(Collected data entries)
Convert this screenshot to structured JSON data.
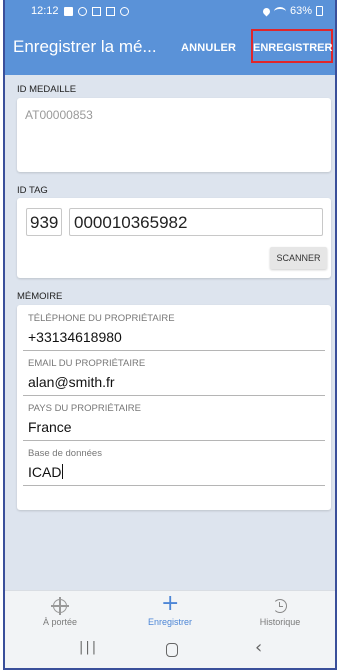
{
  "status_bar": {
    "time": "12:12",
    "battery": "63%",
    "icons": [
      "message-icon",
      "sync-icon",
      "sim-icon",
      "image-icon",
      "whatsapp-icon",
      "location-icon",
      "wifi-icon",
      "battery-icon"
    ]
  },
  "action_bar": {
    "title": "Enregistrer la mé...",
    "cancel_label": "ANNULER",
    "save_label": "ENREGISTRER",
    "background": "#5a92d8",
    "highlight_color": "#e0262a"
  },
  "medal": {
    "section_label": "ID MEDAILLE",
    "value": "AT00000853"
  },
  "tag": {
    "section_label": "ID TAG",
    "code": "939",
    "number": "000010365982",
    "scan_label": "SCANNER"
  },
  "memory": {
    "section_label": "MÉMOIRE",
    "fields": [
      {
        "label": "TÉLÉPHONE DU PROPRIÉTAIRE",
        "value": "+33134618980"
      },
      {
        "label": "EMAIL DU PROPRIÉTAIRE",
        "value": "alan@smith.fr"
      },
      {
        "label": "PAYS DU PROPRIÉTAIRE",
        "value": "France"
      },
      {
        "label": "Base de données",
        "value": "ICAD"
      }
    ]
  },
  "tabs": [
    {
      "label": "À portée",
      "icon": "target-icon",
      "active": false
    },
    {
      "label": "Enregistrer",
      "icon": "plus-icon",
      "active": true
    },
    {
      "label": "Historique",
      "icon": "history-icon",
      "active": false
    }
  ],
  "nav_bar": {
    "buttons": [
      "recent-apps-icon",
      "home-icon",
      "back-icon"
    ]
  },
  "accent": "#4d86d6"
}
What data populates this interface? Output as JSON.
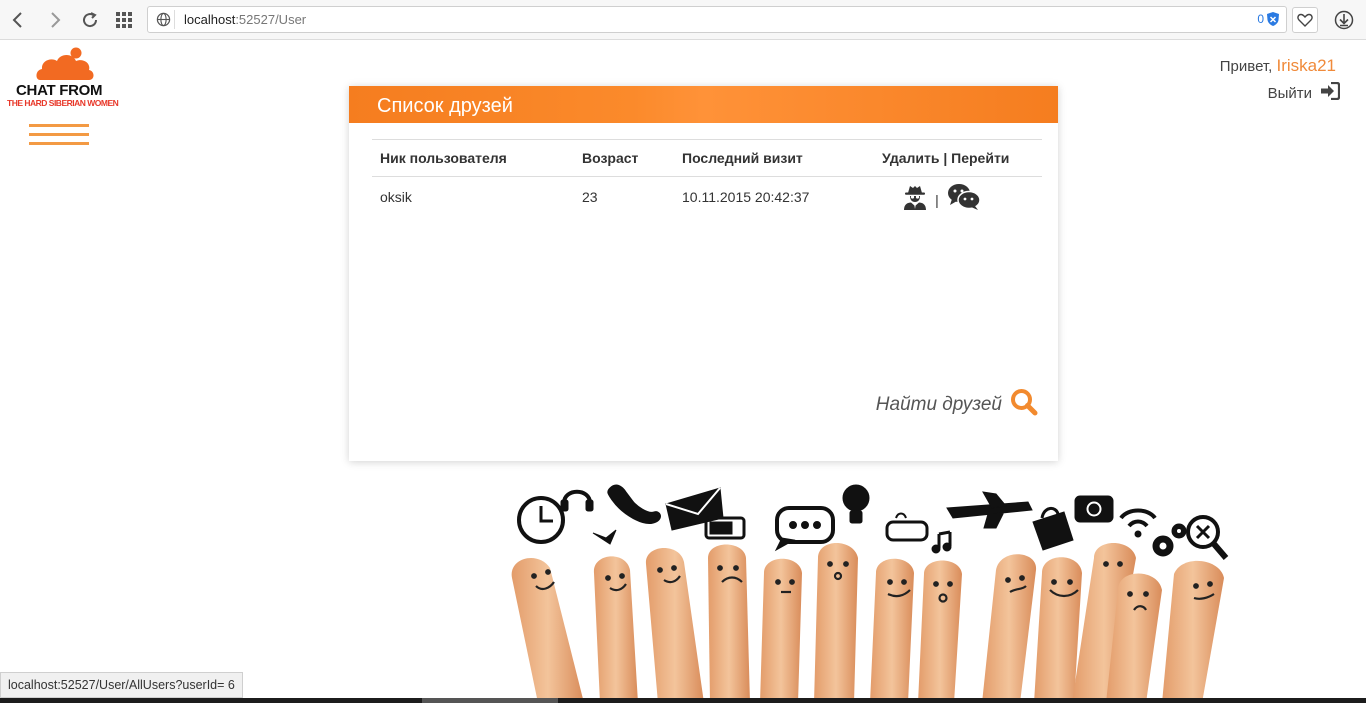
{
  "browser": {
    "url_host": "localhost",
    "url_rest": ":52527/User",
    "shield_count": "0"
  },
  "logo": {
    "line1": "CHAT FROM",
    "line2": "THE HARD SIBERIAN WOMEN"
  },
  "header": {
    "greeting": "Привет,",
    "username": "Iriska21",
    "logout_label": "Выйти"
  },
  "panel": {
    "title": "Список друзей",
    "columns": [
      "Ник пользователя",
      "Возраст",
      "Последний визит",
      "Удалить | Перейти"
    ],
    "rows": [
      {
        "nick": "oksik",
        "age": "23",
        "last_visit": "10.11.2015 20:42:37",
        "separator": "|"
      }
    ],
    "find_friends": "Найти друзей"
  },
  "status_bar": {
    "url": "localhost:52527/User/AllUsers?userId= 6"
  },
  "colors": {
    "accent": "#f57d1f",
    "username": "#f08a3a"
  }
}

▸ **Challenge**
Reproduce all of the data exactly, omitting each picture it holds.

▸ **Complete output**
Convert this screenshot to structured JSON data.
{
  "status_bar": {
    "time": "12:12",
    "battery": "63%",
    "icons": [
      "message-icon",
      "sync-icon",
      "sim-icon",
      "image-icon",
      "whatsapp-icon",
      "location-icon",
      "wifi-icon",
      "battery-icon"
    ]
  },
  "action_bar": {
    "title": "Enregistrer la mé...",
    "cancel_label": "ANNULER",
    "save_label": "ENREGISTRER",
    "background": "#5a92d8",
    "highlight_color": "#e0262a"
  },
  "medal": {
    "section_label": "ID MEDAILLE",
    "value": "AT00000853"
  },
  "tag": {
    "section_label": "ID TAG",
    "code": "939",
    "number": "000010365982",
    "scan_label": "SCANNER"
  },
  "memory": {
    "section_label": "MÉMOIRE",
    "fields": [
      {
        "label": "TÉLÉPHONE DU PROPRIÉTAIRE",
        "value": "+33134618980"
      },
      {
        "label": "EMAIL DU PROPRIÉTAIRE",
        "value": "alan@smith.fr"
      },
      {
        "label": "PAYS DU PROPRIÉTAIRE",
        "value": "France"
      },
      {
        "label": "Base de données",
        "value": "ICAD"
      }
    ]
  },
  "tabs": [
    {
      "label": "À portée",
      "icon": "target-icon",
      "active": false
    },
    {
      "label": "Enregistrer",
      "icon": "plus-icon",
      "active": true
    },
    {
      "label": "Historique",
      "icon": "history-icon",
      "active": false
    }
  ],
  "nav_bar": {
    "buttons": [
      "recent-apps-icon",
      "home-icon",
      "back-icon"
    ]
  },
  "accent": "#4d86d6"
}
What data populates this interface? Output as JSON.
{
  "browser": {
    "url_host": "localhost",
    "url_rest": ":52527/User",
    "shield_count": "0"
  },
  "logo": {
    "line1": "CHAT FROM",
    "line2": "THE HARD SIBERIAN WOMEN"
  },
  "header": {
    "greeting": "Привет,",
    "username": "Iriska21",
    "logout_label": "Выйти"
  },
  "panel": {
    "title": "Список друзей",
    "columns": [
      "Ник пользователя",
      "Возраст",
      "Последний визит",
      "Удалить | Перейти"
    ],
    "rows": [
      {
        "nick": "oksik",
        "age": "23",
        "last_visit": "10.11.2015 20:42:37",
        "separator": "|"
      }
    ],
    "find_friends": "Найти друзей"
  },
  "status_bar": {
    "url": "localhost:52527/User/AllUsers?userId= 6"
  },
  "colors": {
    "accent": "#f57d1f",
    "username": "#f08a3a"
  }
}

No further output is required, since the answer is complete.